Short problem:
Find the string "missioni" and gather every line that holds it.

Given records:
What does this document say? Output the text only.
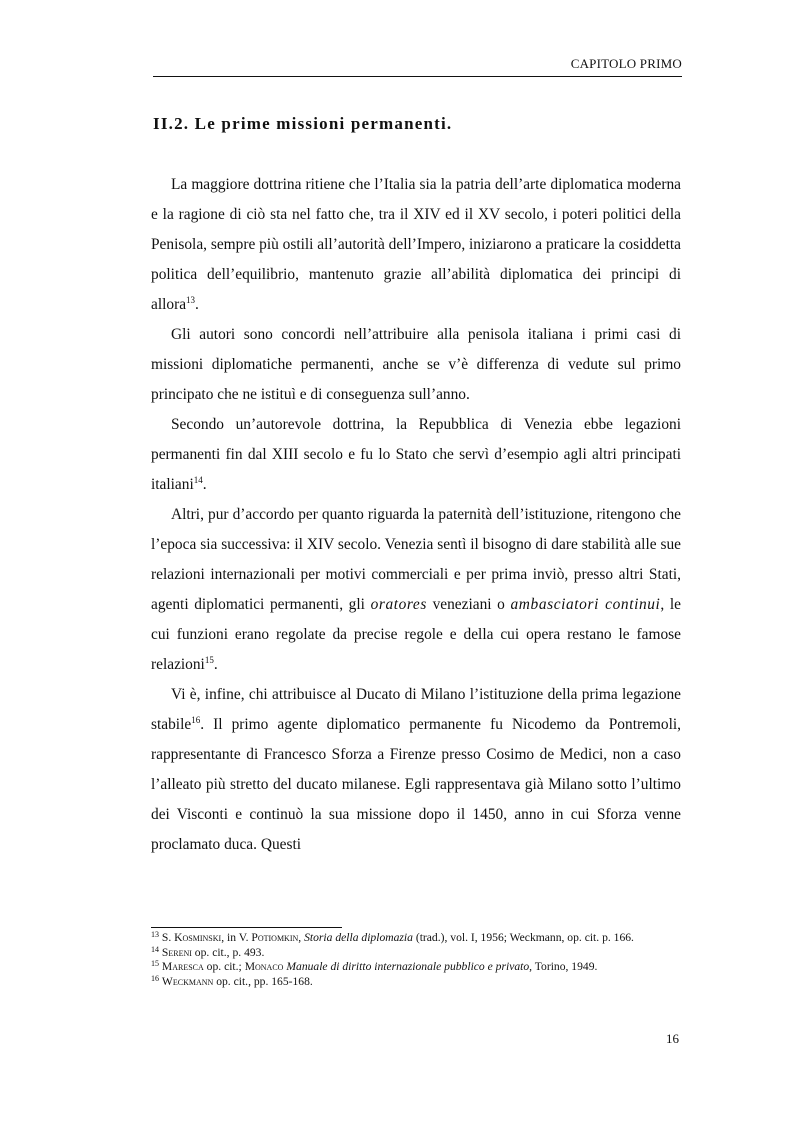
CAPITOLO PRIMO
II.2. Le prime missioni permanenti.

La maggiore dottrina ritiene che l’Italia sia la patria dell’arte diplomatica moderna e la ragione di ciò sta nel fatto che, tra il XIV ed il XV secolo, i poteri politici della Penisola, sempre più ostili all’autorità dell’Impero, iniziarono a praticare la cosiddetta politica dell’equilibrio, mantenuto grazie all’abilità diplomatica dei principi di allora$^{13}$.

Gli autori sono concordi nell’attribuire alla penisola italiana i primi casi di missioni diplomatiche permanenti, anche se v’è differenza di vedute sul primo principato che ne istituì e di conseguenza sull’anno.

Secondo un’autorevole dottrina, la Repubblica di Venezia ebbe legazioni permanenti fin dal XIII secolo e fu lo Stato che servì d’esempio agli altri principati italiani$^{14}$.

Altri, pur d’accordo per quanto riguarda la paternità dell’istituzione, ritengono che l’epoca sia successiva: il XIV secolo. Venezia sentì il bisogno di dare stabilità alle sue relazioni internazionali per motivi commerciali e per prima inviò, presso altri Stati, agenti diplomatici permanenti, gli oratores veneziani o ambasciatori continui, le cui funzioni erano regolate da precise regole e della cui opera restano le famose relazioni$^{15}$.

Vi è, infine, chi attribuisce al Ducato di Milano l’istituzione della prima legazione stabile$^{16}$. Il primo agente diplomatico permanente fu Nicodemo da Pontremoli, rappresentante di Francesco Sforza a Firenze presso Cosimo de Medici, non a caso l’alleato più stretto del ducato milanese. Egli rappresentava già Milano sotto l’ultimo dei Visconti e continuò la sua missione dopo il 1450, anno in cui Sforza venne proclamato duca. Questi

$^{13}$ S. Kosminski, in V. Potiomkin, Storia della diplomazia (trad.), vol. I, 1956; Weckmann, op. cit. p. 166.

$^{14}$ Sereni op. cit., p. 493.

$^{15}$ Maresca op. cit.; Monaco Manuale di diritto internazionale pubblico e privato, Torino, 1949.

$^{16}$ Weckmann op. cit., pp. 165-168.

16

Answer to this problem:
II.2. Le prime missioni permanenti.
Gli autori sono concordi nell’attribuire alla penisola italiana i primi casi di missioni diplomatiche permanenti, anche se v’è differenza di vedute sul primo principato che ne istituì e di conseguenza sull’anno.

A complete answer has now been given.